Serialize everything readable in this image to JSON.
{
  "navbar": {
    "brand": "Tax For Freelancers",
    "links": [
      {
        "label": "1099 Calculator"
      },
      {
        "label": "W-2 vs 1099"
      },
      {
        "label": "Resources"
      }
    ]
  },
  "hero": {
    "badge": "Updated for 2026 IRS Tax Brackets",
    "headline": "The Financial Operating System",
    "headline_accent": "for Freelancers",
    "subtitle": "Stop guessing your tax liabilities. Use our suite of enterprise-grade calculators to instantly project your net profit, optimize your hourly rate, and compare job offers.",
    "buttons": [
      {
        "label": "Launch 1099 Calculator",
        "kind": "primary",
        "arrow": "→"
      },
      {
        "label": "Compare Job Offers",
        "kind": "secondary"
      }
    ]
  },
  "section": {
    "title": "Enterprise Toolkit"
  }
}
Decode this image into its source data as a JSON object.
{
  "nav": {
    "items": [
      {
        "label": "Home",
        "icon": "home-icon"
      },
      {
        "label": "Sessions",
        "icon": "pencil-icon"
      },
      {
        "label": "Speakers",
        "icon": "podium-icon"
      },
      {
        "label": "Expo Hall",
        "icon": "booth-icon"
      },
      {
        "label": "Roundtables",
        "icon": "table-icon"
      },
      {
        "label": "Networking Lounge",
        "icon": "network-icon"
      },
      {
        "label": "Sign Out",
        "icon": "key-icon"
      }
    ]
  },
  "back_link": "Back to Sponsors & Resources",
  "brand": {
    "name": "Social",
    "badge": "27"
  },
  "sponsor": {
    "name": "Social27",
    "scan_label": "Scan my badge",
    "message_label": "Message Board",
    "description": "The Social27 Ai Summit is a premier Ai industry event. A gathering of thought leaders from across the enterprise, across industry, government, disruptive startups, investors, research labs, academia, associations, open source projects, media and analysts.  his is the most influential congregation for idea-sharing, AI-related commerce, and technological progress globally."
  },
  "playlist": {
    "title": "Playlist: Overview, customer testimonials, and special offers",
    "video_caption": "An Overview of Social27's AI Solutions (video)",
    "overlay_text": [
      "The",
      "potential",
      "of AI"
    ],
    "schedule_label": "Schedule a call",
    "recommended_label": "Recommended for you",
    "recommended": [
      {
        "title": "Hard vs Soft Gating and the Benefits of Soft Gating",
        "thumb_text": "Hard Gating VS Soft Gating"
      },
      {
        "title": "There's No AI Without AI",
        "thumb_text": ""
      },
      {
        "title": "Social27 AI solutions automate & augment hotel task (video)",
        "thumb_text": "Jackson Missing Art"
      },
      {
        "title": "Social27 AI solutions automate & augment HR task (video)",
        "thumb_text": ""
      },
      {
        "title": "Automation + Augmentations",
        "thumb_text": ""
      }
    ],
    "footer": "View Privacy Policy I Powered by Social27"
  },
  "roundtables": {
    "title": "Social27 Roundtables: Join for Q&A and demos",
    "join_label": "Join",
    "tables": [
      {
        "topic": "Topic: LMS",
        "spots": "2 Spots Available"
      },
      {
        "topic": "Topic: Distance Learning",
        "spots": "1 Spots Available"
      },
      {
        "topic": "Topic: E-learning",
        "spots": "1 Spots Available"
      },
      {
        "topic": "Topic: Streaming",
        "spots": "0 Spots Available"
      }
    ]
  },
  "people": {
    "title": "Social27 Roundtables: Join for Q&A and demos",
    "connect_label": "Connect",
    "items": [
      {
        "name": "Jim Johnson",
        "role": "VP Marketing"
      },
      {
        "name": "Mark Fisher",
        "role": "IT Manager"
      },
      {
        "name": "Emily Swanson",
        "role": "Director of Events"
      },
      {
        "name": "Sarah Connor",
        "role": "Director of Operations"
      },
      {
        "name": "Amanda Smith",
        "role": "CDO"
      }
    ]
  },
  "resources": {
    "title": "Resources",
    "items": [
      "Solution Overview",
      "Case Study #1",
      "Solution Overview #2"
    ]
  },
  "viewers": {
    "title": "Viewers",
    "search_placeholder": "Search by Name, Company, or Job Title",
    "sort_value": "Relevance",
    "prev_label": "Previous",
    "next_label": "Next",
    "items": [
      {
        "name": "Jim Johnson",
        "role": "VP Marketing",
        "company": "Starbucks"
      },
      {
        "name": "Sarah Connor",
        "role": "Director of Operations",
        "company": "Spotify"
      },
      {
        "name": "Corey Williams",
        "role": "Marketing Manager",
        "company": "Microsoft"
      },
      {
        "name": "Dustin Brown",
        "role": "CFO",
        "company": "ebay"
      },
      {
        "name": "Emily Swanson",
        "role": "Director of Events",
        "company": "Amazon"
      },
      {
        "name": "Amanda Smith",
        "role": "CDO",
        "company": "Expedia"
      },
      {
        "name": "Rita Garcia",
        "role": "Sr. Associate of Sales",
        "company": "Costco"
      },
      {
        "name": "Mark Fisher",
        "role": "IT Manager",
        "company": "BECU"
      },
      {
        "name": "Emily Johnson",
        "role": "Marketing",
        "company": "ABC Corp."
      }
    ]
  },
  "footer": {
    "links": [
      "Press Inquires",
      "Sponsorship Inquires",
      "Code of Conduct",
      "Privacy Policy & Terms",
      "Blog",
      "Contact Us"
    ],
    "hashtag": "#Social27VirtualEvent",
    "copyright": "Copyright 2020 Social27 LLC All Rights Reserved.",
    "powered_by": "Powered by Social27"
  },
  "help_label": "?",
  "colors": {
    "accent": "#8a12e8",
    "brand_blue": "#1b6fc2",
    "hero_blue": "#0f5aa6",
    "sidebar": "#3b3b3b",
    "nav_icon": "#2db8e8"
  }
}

Given problem: Would you give the material above again, complete and exact?

Result of the exercise:
Serialize everything readable in this image to JSON.
{
  "navbar": {
    "brand": "Tax For Freelancers",
    "links": [
      {
        "label": "1099 Calculator"
      },
      {
        "label": "W-2 vs 1099"
      },
      {
        "label": "Resources"
      }
    ]
  },
  "hero": {
    "badge": "Updated for 2026 IRS Tax Brackets",
    "headline": "The Financial Operating System",
    "headline_accent": "for Freelancers",
    "subtitle": "Stop guessing your tax liabilities. Use our suite of enterprise-grade calculators to instantly project your net profit, optimize your hourly rate, and compare job offers.",
    "buttons": [
      {
        "label": "Launch 1099 Calculator",
        "kind": "primary",
        "arrow": "→"
      },
      {
        "label": "Compare Job Offers",
        "kind": "secondary"
      }
    ]
  },
  "section": {
    "title": "Enterprise Toolkit"
  }
}
Decode this image into its source data as a JSON object.
{
  "nav": {
    "items": [
      {
        "label": "Home",
        "icon": "home-icon"
      },
      {
        "label": "Sessions",
        "icon": "pencil-icon"
      },
      {
        "label": "Speakers",
        "icon": "podium-icon"
      },
      {
        "label": "Expo Hall",
        "icon": "booth-icon"
      },
      {
        "label": "Roundtables",
        "icon": "table-icon"
      },
      {
        "label": "Networking Lounge",
        "icon": "network-icon"
      },
      {
        "label": "Sign Out",
        "icon": "key-icon"
      }
    ]
  },
  "back_link": "Back to Sponsors & Resources",
  "brand": {
    "name": "Social",
    "badge": "27"
  },
  "sponsor": {
    "name": "Social27",
    "scan_label": "Scan my badge",
    "message_label": "Message Board",
    "description": "The Social27 Ai Summit is a premier Ai industry event. A gathering of thought leaders from across the enterprise, across industry, government, disruptive startups, investors, research labs, academia, associations, open source projects, media and analysts.  his is the most influential congregation for idea-sharing, AI-related commerce, and technological progress globally."
  },
  "playlist": {
    "title": "Playlist: Overview, customer testimonials, and special offers",
    "video_caption": "An Overview of Social27's AI Solutions (video)",
    "overlay_text": [
      "The",
      "potential",
      "of AI"
    ],
    "schedule_label": "Schedule a call",
    "recommended_label": "Recommended for you",
    "recommended": [
      {
        "title": "Hard vs Soft Gating and the Benefits of Soft Gating",
        "thumb_text": "Hard Gating VS Soft Gating"
      },
      {
        "title": "There's No AI Without AI",
        "thumb_text": ""
      },
      {
        "title": "Social27 AI solutions automate & augment hotel task (video)",
        "thumb_text": "Jackson Missing Art"
      },
      {
        "title": "Social27 AI solutions automate & augment HR task (video)",
        "thumb_text": ""
      },
      {
        "title": "Automation + Augmentations",
        "thumb_text": ""
      }
    ],
    "footer": "View Privacy Policy I Powered by Social27"
  },
  "roundtables": {
    "title": "Social27 Roundtables: Join for Q&A and demos",
    "join_label": "Join",
    "tables": [
      {
        "topic": "Topic: LMS",
        "spots": "2 Spots Available"
      },
      {
        "topic": "Topic: Distance Learning",
        "spots": "1 Spots Available"
      },
      {
        "topic": "Topic: E-learning",
        "spots": "1 Spots Available"
      },
      {
        "topic": "Topic: Streaming",
        "spots": "0 Spots Available"
      }
    ]
  },
  "people": {
    "title": "Social27 Roundtables: Join for Q&A and demos",
    "connect_label": "Connect",
    "items": [
      {
        "name": "Jim Johnson",
        "role": "VP Marketing"
      },
      {
        "name": "Mark Fisher",
        "role": "IT Manager"
      },
      {
        "name": "Emily Swanson",
        "role": "Director of Events"
      },
      {
        "name": "Sarah Connor",
        "role": "Director of Operations"
      },
      {
        "name": "Amanda Smith",
        "role": "CDO"
      }
    ]
  },
  "resources": {
    "title": "Resources",
    "items": [
      "Solution Overview",
      "Case Study #1",
      "Solution Overview #2"
    ]
  },
  "viewers": {
    "title": "Viewers",
    "search_placeholder": "Search by Name, Company, or Job Title",
    "sort_value": "Relevance",
    "prev_label": "Previous",
    "next_label": "Next",
    "items": [
      {
        "name": "Jim Johnson",
        "role": "VP Marketing",
        "company": "Starbucks"
      },
      {
        "name": "Sarah Connor",
        "role": "Director of Operations",
        "company": "Spotify"
      },
      {
        "name": "Corey Williams",
        "role": "Marketing Manager",
        "company": "Microsoft"
      },
      {
        "name": "Dustin Brown",
        "role": "CFO",
        "company": "ebay"
      },
      {
        "name": "Emily Swanson",
        "role": "Director of Events",
        "company": "Amazon"
      },
      {
        "name": "Amanda Smith",
        "role": "CDO",
        "company": "Expedia"
      },
      {
        "name": "Rita Garcia",
        "role": "Sr. Associate of Sales",
        "company": "Costco"
      },
      {
        "name": "Mark Fisher",
        "role": "IT Manager",
        "company": "BECU"
      },
      {
        "name": "Emily Johnson",
        "role": "Marketing",
        "company": "ABC Corp."
      }
    ]
  },
  "footer": {
    "links": [
      "Press Inquires",
      "Sponsorship Inquires",
      "Code of Conduct",
      "Privacy Policy & Terms",
      "Blog",
      "Contact Us"
    ],
    "hashtag": "#Social27VirtualEvent",
    "copyright": "Copyright 2020 Social27 LLC All Rights Reserved.",
    "powered_by": "Powered by Social27"
  },
  "help_label": "?",
  "colors": {
    "accent": "#8a12e8",
    "brand_blue": "#1b6fc2",
    "hero_blue": "#0f5aa6",
    "sidebar": "#3b3b3b",
    "nav_icon": "#2db8e8"
  }
}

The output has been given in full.